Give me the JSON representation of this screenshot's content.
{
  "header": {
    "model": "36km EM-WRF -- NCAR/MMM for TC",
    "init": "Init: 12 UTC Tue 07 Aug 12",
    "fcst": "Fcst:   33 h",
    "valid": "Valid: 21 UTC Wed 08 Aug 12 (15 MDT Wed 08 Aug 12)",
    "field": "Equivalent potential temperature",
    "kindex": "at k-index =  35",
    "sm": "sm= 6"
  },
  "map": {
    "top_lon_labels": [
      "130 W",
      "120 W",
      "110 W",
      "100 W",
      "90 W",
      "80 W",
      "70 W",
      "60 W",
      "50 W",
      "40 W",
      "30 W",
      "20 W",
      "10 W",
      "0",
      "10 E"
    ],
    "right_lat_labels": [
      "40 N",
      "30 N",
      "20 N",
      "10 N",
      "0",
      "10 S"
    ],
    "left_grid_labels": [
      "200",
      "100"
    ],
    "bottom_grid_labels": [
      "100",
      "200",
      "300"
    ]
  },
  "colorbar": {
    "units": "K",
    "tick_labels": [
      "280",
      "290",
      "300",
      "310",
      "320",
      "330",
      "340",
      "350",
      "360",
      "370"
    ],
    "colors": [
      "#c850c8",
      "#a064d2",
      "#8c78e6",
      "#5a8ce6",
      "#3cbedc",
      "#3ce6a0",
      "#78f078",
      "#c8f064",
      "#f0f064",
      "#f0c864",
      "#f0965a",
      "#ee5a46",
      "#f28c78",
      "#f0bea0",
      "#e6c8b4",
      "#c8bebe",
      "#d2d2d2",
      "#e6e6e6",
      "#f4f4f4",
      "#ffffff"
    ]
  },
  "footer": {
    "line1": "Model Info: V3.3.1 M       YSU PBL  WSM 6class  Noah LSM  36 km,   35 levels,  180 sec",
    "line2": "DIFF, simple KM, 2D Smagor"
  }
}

———

» What is needed:
Restate every record exactly, leaving nothing out.

» Exercise response:
Give me the JSON representation of this screenshot's content.
{
  "header": {
    "model": "36km EM-WRF -- NCAR/MMM for TC",
    "init": "Init: 12 UTC Tue 07 Aug 12",
    "fcst": "Fcst:   33 h",
    "valid": "Valid: 21 UTC Wed 08 Aug 12 (15 MDT Wed 08 Aug 12)",
    "field": "Equivalent potential temperature",
    "kindex": "at k-index =  35",
    "sm": "sm= 6"
  },
  "map": {
    "top_lon_labels": [
      "130 W",
      "120 W",
      "110 W",
      "100 W",
      "90 W",
      "80 W",
      "70 W",
      "60 W",
      "50 W",
      "40 W",
      "30 W",
      "20 W",
      "10 W",
      "0",
      "10 E"
    ],
    "right_lat_labels": [
      "40 N",
      "30 N",
      "20 N",
      "10 N",
      "0",
      "10 S"
    ],
    "left_grid_labels": [
      "200",
      "100"
    ],
    "bottom_grid_labels": [
      "100",
      "200",
      "300"
    ]
  },
  "colorbar": {
    "units": "K",
    "tick_labels": [
      "280",
      "290",
      "300",
      "310",
      "320",
      "330",
      "340",
      "350",
      "360",
      "370"
    ],
    "colors": [
      "#c850c8",
      "#a064d2",
      "#8c78e6",
      "#5a8ce6",
      "#3cbedc",
      "#3ce6a0",
      "#78f078",
      "#c8f064",
      "#f0f064",
      "#f0c864",
      "#f0965a",
      "#ee5a46",
      "#f28c78",
      "#f0bea0",
      "#e6c8b4",
      "#c8bebe",
      "#d2d2d2",
      "#e6e6e6",
      "#f4f4f4",
      "#ffffff"
    ]
  },
  "footer": {
    "line1": "Model Info: V3.3.1 M       YSU PBL  WSM 6class  Noah LSM  36 km,   35 levels,  180 sec",
    "line2": "DIFF, simple KM, 2D Smagor"
  }
}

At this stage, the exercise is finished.